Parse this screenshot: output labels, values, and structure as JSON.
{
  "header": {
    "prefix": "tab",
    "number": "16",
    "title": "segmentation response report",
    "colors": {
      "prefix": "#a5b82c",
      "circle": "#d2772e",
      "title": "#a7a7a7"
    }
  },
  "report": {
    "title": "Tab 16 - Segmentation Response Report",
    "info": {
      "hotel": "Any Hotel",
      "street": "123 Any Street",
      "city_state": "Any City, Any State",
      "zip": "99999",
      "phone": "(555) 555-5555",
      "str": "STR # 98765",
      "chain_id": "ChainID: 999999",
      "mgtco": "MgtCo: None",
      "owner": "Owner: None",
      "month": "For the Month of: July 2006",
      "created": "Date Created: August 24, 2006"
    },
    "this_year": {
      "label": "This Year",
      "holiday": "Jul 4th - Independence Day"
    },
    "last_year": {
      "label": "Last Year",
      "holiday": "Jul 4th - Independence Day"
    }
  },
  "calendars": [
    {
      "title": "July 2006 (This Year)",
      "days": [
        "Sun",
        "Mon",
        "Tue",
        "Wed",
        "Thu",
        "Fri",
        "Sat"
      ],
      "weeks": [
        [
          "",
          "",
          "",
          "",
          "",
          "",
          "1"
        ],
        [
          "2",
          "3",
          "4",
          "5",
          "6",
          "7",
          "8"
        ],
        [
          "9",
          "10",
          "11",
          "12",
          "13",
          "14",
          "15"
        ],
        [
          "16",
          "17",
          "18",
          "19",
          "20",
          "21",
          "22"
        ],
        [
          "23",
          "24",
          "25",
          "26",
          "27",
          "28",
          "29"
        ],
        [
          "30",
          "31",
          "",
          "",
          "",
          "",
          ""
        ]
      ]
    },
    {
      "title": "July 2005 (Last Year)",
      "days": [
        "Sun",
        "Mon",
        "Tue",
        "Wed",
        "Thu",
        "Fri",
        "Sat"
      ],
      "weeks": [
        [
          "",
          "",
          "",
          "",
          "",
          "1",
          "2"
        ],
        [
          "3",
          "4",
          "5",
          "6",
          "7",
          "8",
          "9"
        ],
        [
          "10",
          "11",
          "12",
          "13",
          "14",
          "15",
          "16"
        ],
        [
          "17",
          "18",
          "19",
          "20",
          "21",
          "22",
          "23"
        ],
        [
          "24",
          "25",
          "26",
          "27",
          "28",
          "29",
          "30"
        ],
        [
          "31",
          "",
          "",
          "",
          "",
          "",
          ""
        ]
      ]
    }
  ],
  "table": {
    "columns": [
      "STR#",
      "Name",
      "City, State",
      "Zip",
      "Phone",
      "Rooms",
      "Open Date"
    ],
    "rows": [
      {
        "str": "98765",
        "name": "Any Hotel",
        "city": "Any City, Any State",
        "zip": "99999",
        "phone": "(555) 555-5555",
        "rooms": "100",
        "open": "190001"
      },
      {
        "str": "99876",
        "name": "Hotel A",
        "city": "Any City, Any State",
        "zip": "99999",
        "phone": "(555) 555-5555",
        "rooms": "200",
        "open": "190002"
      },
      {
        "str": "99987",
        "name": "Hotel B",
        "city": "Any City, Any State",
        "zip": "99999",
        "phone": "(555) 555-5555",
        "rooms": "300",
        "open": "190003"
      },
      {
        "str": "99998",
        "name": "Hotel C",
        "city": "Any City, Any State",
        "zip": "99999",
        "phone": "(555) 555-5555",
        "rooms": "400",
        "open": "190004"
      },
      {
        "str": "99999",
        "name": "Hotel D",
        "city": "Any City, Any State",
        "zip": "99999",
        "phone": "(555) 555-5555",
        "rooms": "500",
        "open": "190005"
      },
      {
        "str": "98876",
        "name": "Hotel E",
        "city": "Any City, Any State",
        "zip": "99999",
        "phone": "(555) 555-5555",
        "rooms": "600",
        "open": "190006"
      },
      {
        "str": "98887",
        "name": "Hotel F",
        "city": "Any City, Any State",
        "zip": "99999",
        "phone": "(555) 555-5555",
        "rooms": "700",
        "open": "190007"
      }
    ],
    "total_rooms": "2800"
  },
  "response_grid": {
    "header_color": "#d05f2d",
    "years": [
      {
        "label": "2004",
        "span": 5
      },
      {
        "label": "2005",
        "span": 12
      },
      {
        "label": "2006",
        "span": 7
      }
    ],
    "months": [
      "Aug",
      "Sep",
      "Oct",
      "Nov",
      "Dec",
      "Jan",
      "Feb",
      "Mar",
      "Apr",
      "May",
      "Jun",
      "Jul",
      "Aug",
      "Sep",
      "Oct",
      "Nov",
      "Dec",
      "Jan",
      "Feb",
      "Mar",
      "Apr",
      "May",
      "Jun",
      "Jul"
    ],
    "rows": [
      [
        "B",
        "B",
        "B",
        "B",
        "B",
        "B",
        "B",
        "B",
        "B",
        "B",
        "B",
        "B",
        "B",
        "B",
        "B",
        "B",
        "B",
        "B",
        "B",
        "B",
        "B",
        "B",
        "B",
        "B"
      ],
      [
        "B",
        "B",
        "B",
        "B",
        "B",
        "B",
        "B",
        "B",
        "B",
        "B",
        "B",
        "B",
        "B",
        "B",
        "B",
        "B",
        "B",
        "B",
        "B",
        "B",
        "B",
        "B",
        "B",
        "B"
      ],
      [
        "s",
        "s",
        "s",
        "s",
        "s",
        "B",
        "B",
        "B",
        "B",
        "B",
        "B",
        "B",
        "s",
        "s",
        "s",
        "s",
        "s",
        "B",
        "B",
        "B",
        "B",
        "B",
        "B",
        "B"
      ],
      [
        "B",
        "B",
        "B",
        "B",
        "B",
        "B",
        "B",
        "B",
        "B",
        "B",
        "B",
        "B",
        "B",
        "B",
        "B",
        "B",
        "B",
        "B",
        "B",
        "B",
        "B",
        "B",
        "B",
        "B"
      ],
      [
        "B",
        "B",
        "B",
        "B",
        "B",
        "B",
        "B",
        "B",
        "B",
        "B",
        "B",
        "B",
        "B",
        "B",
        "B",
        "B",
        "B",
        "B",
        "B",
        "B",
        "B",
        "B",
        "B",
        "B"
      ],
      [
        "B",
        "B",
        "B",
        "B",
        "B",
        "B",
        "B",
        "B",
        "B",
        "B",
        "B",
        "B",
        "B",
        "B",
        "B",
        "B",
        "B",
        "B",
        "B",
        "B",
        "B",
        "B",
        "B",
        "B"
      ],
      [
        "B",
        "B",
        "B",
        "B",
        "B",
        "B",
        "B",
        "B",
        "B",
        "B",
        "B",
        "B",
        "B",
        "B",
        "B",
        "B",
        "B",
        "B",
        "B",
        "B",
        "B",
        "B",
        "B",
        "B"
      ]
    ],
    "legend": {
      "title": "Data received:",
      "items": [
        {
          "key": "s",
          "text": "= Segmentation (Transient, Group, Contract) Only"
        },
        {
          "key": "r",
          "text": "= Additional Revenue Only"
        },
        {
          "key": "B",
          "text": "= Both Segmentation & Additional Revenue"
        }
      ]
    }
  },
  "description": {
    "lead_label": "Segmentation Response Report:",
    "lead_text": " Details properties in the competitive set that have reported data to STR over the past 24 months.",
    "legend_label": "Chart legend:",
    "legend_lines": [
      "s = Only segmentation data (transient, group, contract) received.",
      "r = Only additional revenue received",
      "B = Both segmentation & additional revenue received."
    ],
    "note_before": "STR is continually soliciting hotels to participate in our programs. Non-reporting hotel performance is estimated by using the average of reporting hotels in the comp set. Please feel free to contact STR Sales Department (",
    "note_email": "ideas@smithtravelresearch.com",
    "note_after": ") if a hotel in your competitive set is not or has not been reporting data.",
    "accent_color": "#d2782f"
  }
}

### [DO THIS]
Figure out how many lines of the data above include "Only", then give the number and nothing more.

### [EXPECTED ANSWER]
4